» **Given instruction**:
Give the data below again exactly as it stands. Omit the pictures.

» **Recorded data**:

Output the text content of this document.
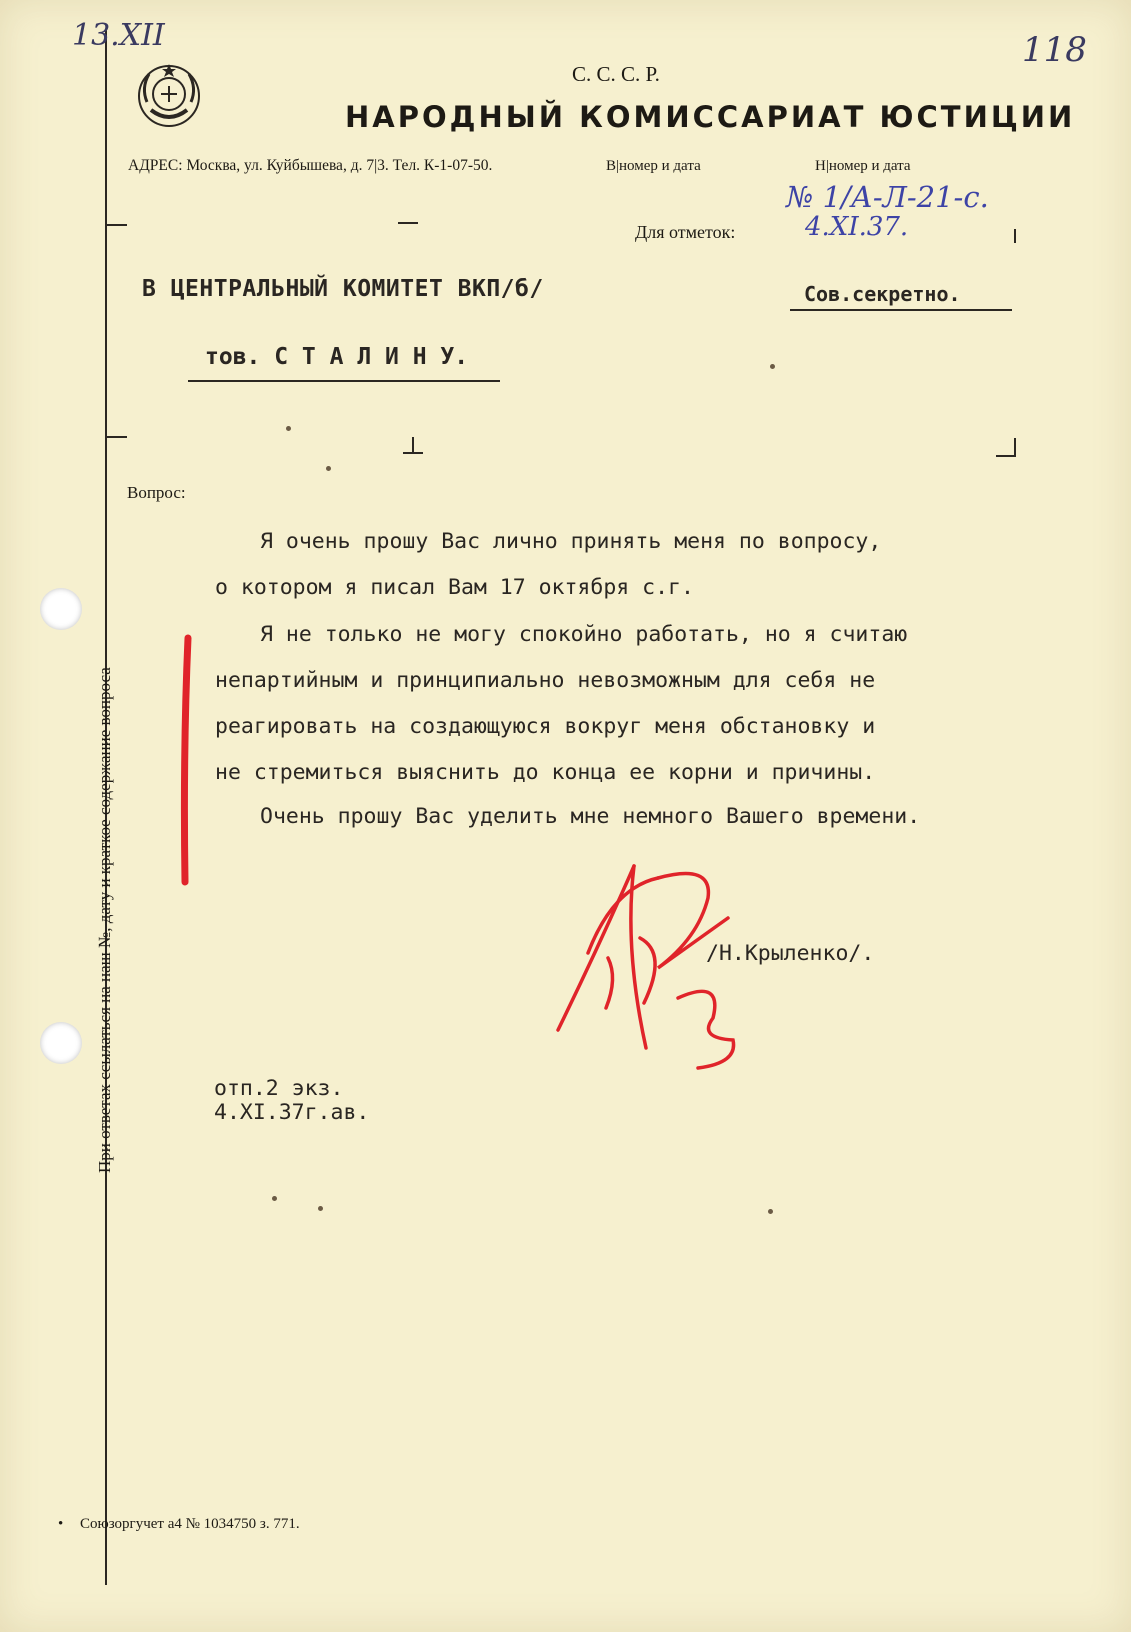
При ответах ссылаться на наш №, дату и краткое содержание вопроса
13.XII	118
С. С. С. Р.
НАРОДНЫЙ КОМИССАРИАТ ЮСТИЦИИ
АДРЕС: Москва, ул. Куйбышева, д. 7|3. Тел. К-1-07-50.	В|номер и дата	Н|номер и дата
№ 1/А-Л-21-с.
4.XI.37.
Для отметок:
В ЦЕНТРАЛЬНЫЙ КОМИТЕТ ВКП/б/	Сов.секретно.
тов. С Т А Л И Н У.
Вопрос:
Я очень прошу Вас лично принять меня по вопросу,
о котором я писал Вам 17 октября с.г.
Я не только не могу спокойно работать, но я считаю
непартийным и принципиально невозможным для себя не
реагировать на создающуюся вокруг меня обстановку и
не стремиться выяснить до конца ее корни и причины.
Очень прошу Вас уделить мне немного Вашего времени.
/Н.Крыленко/.
отп.2 экз.
4.XI.37г.ав.
• Союзоргучет а4 № 1034750 з. 771.
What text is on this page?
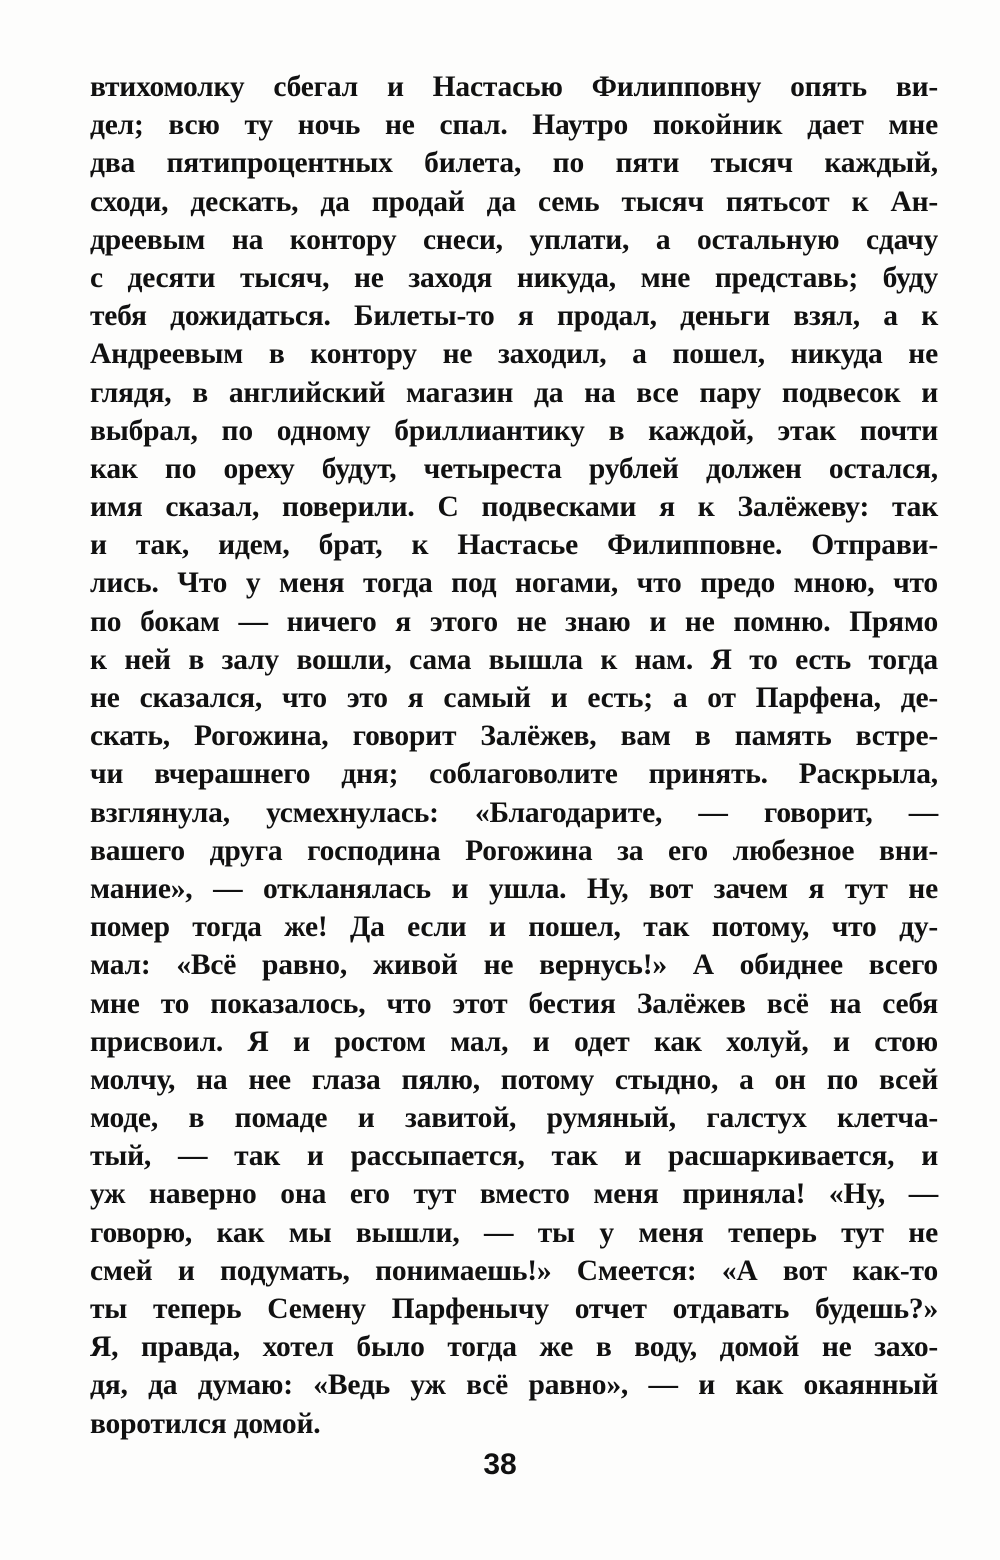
втихомолку сбегал и Настасью Филипповну опять ви-
дел; всю ту ночь не спал. Наутро покойник дает мне
два пятипроцентных билета, по пяти тысяч каждый,
сходи, дескать, да продай да семь тысяч пятьсот к Ан-
дреевым на контору снеси, уплати, а остальную сдачу
с десяти тысяч, не заходя никуда, мне представь; буду
тебя дожидаться. Билеты-то я продал, деньги взял, а к
Андреевым в контору не заходил, а пошел, никуда не
глядя, в английский магазин да на все пару подвесок и
выбрал, по одному бриллиантику в каждой, этак почти
как по ореху будут, четыреста рублей должен остался,
имя сказал, поверили. С подвесками я к Залёжеву: так
и так, идем, брат, к Настасье Филипповне. Отправи-
лись. Что у меня тогда под ногами, что предо мною, что
по бокам — ничего я этого не знаю и не помню. Прямо
к ней в залу вошли, сама вышла к нам. Я то есть тогда
не сказался, что это я самый и есть; а от Парфена, де-
скать, Рогожина, говорит Залёжев, вам в память встре-
чи вчерашнего дня; соблаговолите принять. Раскрыла,
взглянула, усмехнулась: «Благодарите, — говорит, —
вашего друга господина Рогожина за его любезное вни-
мание», — откланялась и ушла. Ну, вот зачем я тут не
помер тогда же! Да если и пошел, так потому, что ду-
мал: «Всё равно, живой не вернусь!» А обиднее всего
мне то показалось, что этот бестия Залёжев всё на себя
присвоил. Я и ростом мал, и одет как холуй, и стою
молчу, на нее глаза пялю, потому стыдно, а он по всей
моде, в помаде и завитой, румяный, галстух клетча-
тый, — так и рассыпается, так и расшаркивается, и
уж наверно она его тут вместо меня приняла! «Ну, —
говорю, как мы вышли, — ты у меня теперь тут не
смей и подумать, понимаешь!» Смеется: «А вот как-то
ты теперь Семену Парфенычу отчет отдавать будешь?»
Я, правда, хотел было тогда же в воду, домой не захо-
дя, да думаю: «Ведь уж всё равно», — и как окаянный
воротился домой.
38
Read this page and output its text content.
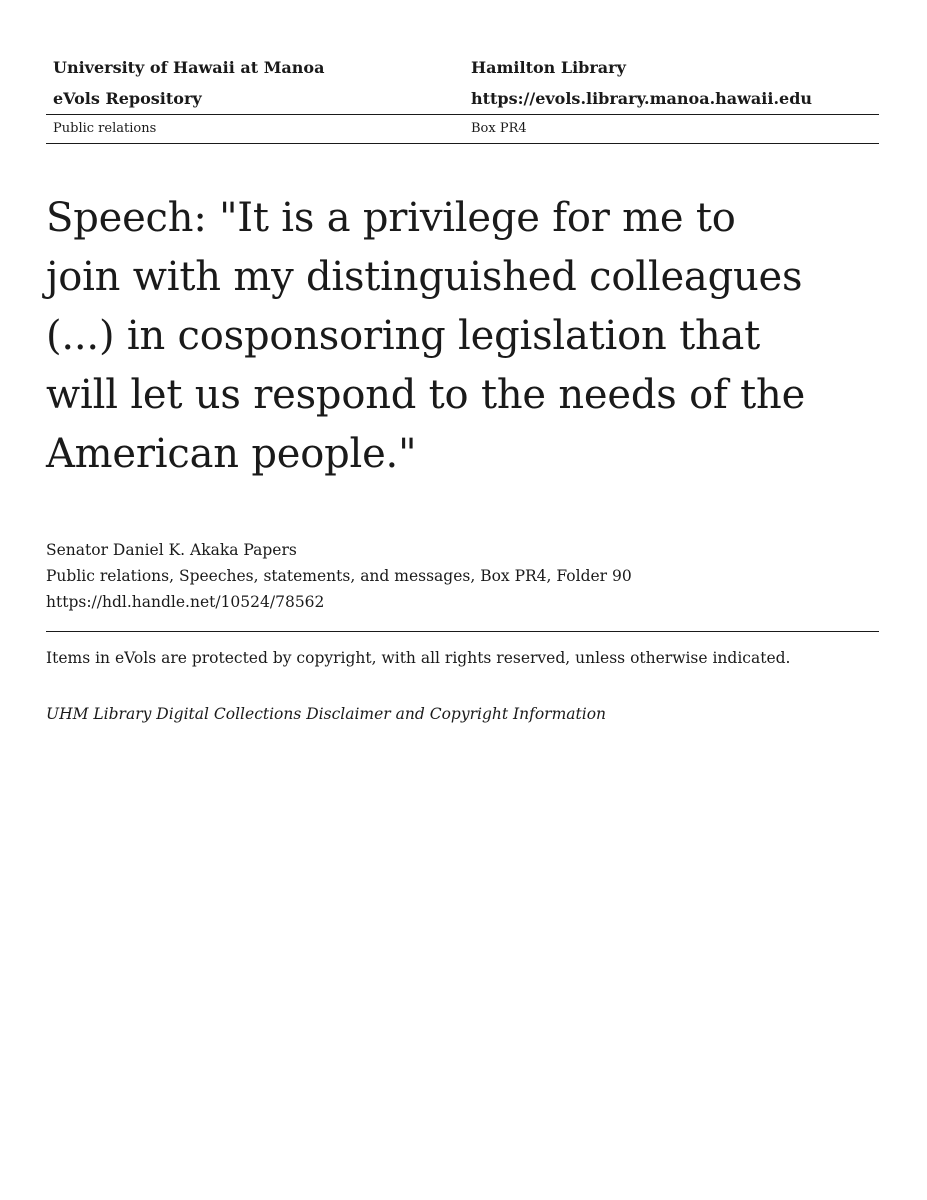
University of Hawaii at Manoa	Hamilton Library
eVols Repository	https://evols.library.manoa.hawaii.edu
Public relations	Box PR4
Speech: "It is a privilege for me to join with my distinguished colleagues (...) in cosponsoring legislation that will let us respond to the needs of the American people."
Senator Daniel K. Akaka Papers
Public relations, Speeches, statements, and messages, Box PR4, Folder 90
https://hdl.handle.net/10524/78562
Items in eVols are protected by copyright, with all rights reserved, unless otherwise indicated.
UHM Library Digital Collections Disclaimer and Copyright Information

» **Solution to this exercise**:
Output the text content of this document.
При ответах ссылаться на наш №, дату и краткое содержание вопроса
13.XII	118
С. С. С. Р.
НАРОДНЫЙ КОМИССАРИАТ ЮСТИЦИИ
АДРЕС: Москва, ул. Куйбышева, д. 7|3. Тел. К-1-07-50.	В|номер и дата	Н|номер и дата
№ 1/А-Л-21-с.
4.XI.37.
Для отметок:
В ЦЕНТРАЛЬНЫЙ КОМИТЕТ ВКП/б/	Сов.секретно.
тов. С Т А Л И Н У.
Вопрос:
Я очень прошу Вас лично принять меня по вопросу,
о котором я писал Вам 17 октября с.г.
Я не только не могу спокойно работать, но я считаю
непартийным и принципиально невозможным для себя не
реагировать на создающуюся вокруг меня обстановку и
не стремиться выяснить до конца ее корни и причины.
Очень прошу Вас уделить мне немного Вашего времени.
/Н.Крыленко/.
отп.2 экз.
4.XI.37г.ав.
• Союзоргучет а4 № 1034750 з. 771.
What text is on this page?
втихомолку сбегал и Настасью Филипповну опять ви-
дел; всю ту ночь не спал. Наутро покойник дает мне
два пятипроцентных билета, по пяти тысяч каждый,
сходи, дескать, да продай да семь тысяч пятьсот к Ан-
дреевым на контору снеси, уплати, а остальную сдачу
с десяти тысяч, не заходя никуда, мне представь; буду
тебя дожидаться. Билеты-то я продал, деньги взял, а к
Андреевым в контору не заходил, а пошел, никуда не
глядя, в английский магазин да на все пару подвесок и
выбрал, по одному бриллиантику в каждой, этак почти
как по ореху будут, четыреста рублей должен остался,
имя сказал, поверили. С подвесками я к Залёжеву: так
и так, идем, брат, к Настасье Филипповне. Отправи-
лись. Что у меня тогда под ногами, что предо мною, что
по бокам — ничего я этого не знаю и не помню. Прямо
к ней в залу вошли, сама вышла к нам. Я то есть тогда
не сказался, что это я самый и есть; а от Парфена, де-
скать, Рогожина, говорит Залёжев, вам в память встре-
чи вчерашнего дня; соблаговолите принять. Раскрыла,
взглянула, усмехнулась: «Благодарите, — говорит, —
вашего друга господина Рогожина за его любезное вни-
мание», — откланялась и ушла. Ну, вот зачем я тут не
помер тогда же! Да если и пошел, так потому, что ду-
мал: «Всё равно, живой не вернусь!» А обиднее всего
мне то показалось, что этот бестия Залёжев всё на себя
присвоил. Я и ростом мал, и одет как холуй, и стою
молчу, на нее глаза пялю, потому стыдно, а он по всей
моде, в помаде и завитой, румяный, галстух клетча-
тый, — так и рассыпается, так и расшаркивается, и
уж наверно она его тут вместо меня приняла! «Ну, —
говорю, как мы вышли, — ты у меня теперь тут не
смей и подумать, понимаешь!» Смеется: «А вот как-то
ты теперь Семену Парфенычу отчет отдавать будешь?»
Я, правда, хотел было тогда же в воду, домой не захо-
дя, да думаю: «Ведь уж всё равно», — и как окаянный
воротился домой.
38
Read this page and output its text content.
University of Hawaii at Manoa	Hamilton Library
eVols Repository	https://evols.library.manoa.hawaii.edu
Public relations	Box PR4
Speech: "It is a privilege for me to join with my distinguished colleagues (...) in cosponsoring legislation that will let us respond to the needs of the American people."
Senator Daniel K. Akaka Papers
Public relations, Speeches, statements, and messages, Box PR4, Folder 90
https://hdl.handle.net/10524/78562
Items in eVols are protected by copyright, with all rights reserved, unless otherwise indicated.
UHM Library Digital Collections Disclaimer and Copyright Information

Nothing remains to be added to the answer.